- [Aim of the exercise] Retype each entry below, keeping every character the same.

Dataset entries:
╭──

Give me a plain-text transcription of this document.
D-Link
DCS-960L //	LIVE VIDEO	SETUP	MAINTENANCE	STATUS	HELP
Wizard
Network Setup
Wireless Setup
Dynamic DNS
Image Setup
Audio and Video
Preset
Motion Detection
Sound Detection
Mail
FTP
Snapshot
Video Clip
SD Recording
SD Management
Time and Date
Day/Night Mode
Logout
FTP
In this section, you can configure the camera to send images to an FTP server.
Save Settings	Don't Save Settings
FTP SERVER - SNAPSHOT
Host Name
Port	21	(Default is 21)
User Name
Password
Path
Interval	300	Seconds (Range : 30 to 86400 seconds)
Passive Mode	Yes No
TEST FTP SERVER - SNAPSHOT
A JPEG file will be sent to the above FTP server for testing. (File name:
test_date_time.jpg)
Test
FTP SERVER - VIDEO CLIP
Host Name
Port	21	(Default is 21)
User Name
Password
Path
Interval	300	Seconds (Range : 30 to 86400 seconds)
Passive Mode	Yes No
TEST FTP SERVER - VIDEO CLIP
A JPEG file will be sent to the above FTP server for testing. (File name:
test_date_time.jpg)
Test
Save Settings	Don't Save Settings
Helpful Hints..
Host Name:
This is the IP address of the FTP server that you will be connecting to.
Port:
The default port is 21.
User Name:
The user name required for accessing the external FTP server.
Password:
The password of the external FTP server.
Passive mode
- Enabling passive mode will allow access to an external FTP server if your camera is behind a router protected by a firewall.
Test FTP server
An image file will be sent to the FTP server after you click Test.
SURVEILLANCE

╰──

- [Solution]
Give me a plain-text transcription of this document.
D-Link
DCS-960L //	LIVE VIDEO	SETUP	MAINTENANCE	STATUS	HELP
Wizard
Network Setup
Wireless Setup
Dynamic DNS
Image Setup
Audio and Video
Preset
Motion Detection
Sound Detection
Mail
FTP
Snapshot
Video Clip
SD Recording
SD Management
Time and Date
Day/Night Mode
Logout
FTP
In this section, you can configure the camera to send images to an FTP server.
Save Settings	Don't Save Settings
FTP SERVER - SNAPSHOT
Host Name
Port	21	(Default is 21)
User Name
Password
Path
Interval	300	Seconds (Range : 30 to 86400 seconds)
Passive Mode	Yes No
TEST FTP SERVER - SNAPSHOT
A JPEG file will be sent to the above FTP server for testing. (File name:
test_date_time.jpg)
Test
FTP SERVER - VIDEO CLIP
Host Name
Port	21	(Default is 21)
User Name
Password
Path
Interval	300	Seconds (Range : 30 to 86400 seconds)
Passive Mode	Yes No
TEST FTP SERVER - VIDEO CLIP
A JPEG file will be sent to the above FTP server for testing. (File name:
test_date_time.jpg)
Test
Save Settings	Don't Save Settings
Helpful Hints..
Host Name:
This is the IP address of the FTP server that you will be connecting to.
Port:
The default port is 21.
User Name:
The user name required for accessing the external FTP server.
Password:
The password of the external FTP server.
Passive mode
- Enabling passive mode will allow access to an external FTP server if your camera is behind a router protected by a firewall.
Test FTP server
An image file will be sent to the FTP server after you click Test.
SURVEILLANCE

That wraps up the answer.